Problem statement:
Look for the string "cual" in every line, and copy each line that has it.

Records for processing:
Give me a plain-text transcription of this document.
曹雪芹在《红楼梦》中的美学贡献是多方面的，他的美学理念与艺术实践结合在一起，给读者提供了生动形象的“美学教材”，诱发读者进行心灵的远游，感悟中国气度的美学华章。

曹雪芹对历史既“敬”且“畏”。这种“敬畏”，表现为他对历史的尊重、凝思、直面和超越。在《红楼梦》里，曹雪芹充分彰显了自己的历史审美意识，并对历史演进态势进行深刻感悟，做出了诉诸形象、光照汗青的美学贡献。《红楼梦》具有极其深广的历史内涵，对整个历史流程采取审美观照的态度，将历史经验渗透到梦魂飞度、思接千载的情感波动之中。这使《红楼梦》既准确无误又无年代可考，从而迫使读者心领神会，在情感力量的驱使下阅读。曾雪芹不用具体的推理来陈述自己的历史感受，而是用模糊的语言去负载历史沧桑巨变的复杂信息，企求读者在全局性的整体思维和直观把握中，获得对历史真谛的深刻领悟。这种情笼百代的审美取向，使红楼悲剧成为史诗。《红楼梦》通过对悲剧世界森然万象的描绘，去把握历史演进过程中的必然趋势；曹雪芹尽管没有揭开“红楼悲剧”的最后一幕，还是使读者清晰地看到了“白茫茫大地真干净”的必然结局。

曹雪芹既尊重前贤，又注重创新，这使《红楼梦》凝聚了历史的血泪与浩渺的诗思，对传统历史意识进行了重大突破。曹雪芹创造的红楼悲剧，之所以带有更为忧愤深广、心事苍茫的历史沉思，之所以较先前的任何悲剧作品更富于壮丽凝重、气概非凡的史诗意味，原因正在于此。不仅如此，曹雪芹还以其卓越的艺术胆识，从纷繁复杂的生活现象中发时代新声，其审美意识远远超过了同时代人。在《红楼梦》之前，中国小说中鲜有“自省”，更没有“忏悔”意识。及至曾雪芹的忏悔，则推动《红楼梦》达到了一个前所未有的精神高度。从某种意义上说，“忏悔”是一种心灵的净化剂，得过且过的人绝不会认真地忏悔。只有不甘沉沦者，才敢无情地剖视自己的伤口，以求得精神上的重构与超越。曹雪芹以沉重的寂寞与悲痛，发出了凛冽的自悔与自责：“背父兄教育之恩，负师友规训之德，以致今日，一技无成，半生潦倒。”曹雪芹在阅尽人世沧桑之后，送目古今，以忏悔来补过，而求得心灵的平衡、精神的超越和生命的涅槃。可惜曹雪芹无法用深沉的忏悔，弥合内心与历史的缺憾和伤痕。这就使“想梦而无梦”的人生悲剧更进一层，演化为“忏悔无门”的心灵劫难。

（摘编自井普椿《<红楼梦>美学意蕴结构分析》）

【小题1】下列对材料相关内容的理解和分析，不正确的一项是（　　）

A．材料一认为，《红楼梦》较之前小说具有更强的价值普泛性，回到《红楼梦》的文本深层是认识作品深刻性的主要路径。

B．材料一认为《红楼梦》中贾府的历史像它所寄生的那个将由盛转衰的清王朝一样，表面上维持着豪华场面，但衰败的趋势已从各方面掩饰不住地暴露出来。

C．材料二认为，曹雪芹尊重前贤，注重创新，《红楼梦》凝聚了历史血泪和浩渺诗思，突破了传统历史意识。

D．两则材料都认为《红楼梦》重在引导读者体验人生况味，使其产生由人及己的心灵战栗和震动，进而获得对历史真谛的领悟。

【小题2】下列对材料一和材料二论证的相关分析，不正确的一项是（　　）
--
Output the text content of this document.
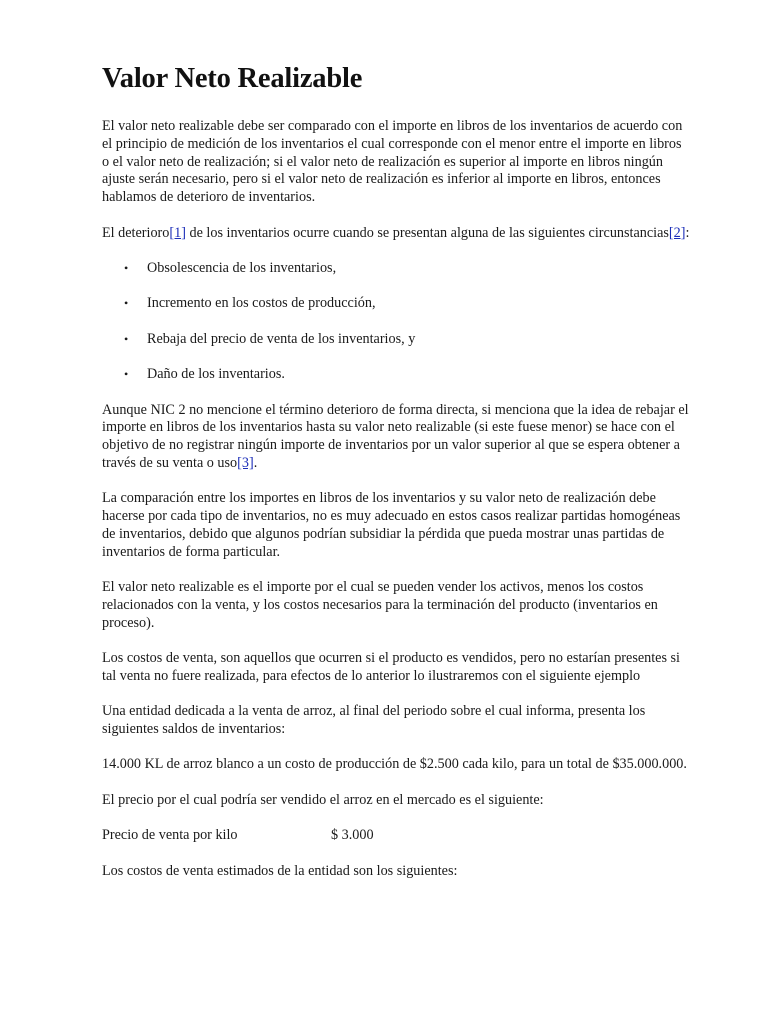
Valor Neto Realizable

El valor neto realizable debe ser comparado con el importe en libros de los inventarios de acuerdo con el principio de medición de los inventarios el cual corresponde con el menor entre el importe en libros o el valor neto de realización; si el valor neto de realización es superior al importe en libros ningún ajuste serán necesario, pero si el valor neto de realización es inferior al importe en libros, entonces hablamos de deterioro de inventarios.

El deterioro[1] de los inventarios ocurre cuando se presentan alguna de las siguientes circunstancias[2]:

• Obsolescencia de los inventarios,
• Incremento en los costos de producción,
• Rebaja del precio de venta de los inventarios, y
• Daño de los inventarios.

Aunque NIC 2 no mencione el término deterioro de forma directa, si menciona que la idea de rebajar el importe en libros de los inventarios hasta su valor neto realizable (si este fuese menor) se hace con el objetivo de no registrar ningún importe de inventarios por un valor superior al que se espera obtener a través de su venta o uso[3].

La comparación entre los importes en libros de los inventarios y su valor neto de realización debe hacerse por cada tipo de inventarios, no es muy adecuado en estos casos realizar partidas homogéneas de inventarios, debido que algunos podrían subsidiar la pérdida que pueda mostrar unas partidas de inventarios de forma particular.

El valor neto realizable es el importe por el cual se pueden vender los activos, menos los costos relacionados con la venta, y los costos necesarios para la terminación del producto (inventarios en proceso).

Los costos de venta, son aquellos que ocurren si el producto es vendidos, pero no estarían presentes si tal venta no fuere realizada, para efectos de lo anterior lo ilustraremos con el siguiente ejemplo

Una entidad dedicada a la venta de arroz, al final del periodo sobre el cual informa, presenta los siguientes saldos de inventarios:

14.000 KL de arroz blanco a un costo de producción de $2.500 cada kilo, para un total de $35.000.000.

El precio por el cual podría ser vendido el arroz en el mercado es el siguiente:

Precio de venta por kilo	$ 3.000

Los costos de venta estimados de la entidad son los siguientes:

Answer:
El valor neto realizable debe ser comparado con el importe en libros de los inventarios de acuerdo con el principio de medición de los inventarios el cual corresponde con el menor entre el importe en libros o el valor neto de realización; si el valor neto de realización es superior al importe en libros ningún ajuste serán necesario, pero si el valor neto de realización es inferior al importe en libros, entonces hablamos de deterioro de inventarios.
El valor neto realizable es el importe por el cual se pueden vender los activos, menos los costos relacionados con la venta, y los costos necesarios para la terminación del producto (inventarios en proceso).
Una entidad dedicada a la venta de arroz, al final del periodo sobre el cual informa, presenta los siguientes saldos de inventarios:
El precio por el cual podría ser vendido el arroz en el mercado es el siguiente:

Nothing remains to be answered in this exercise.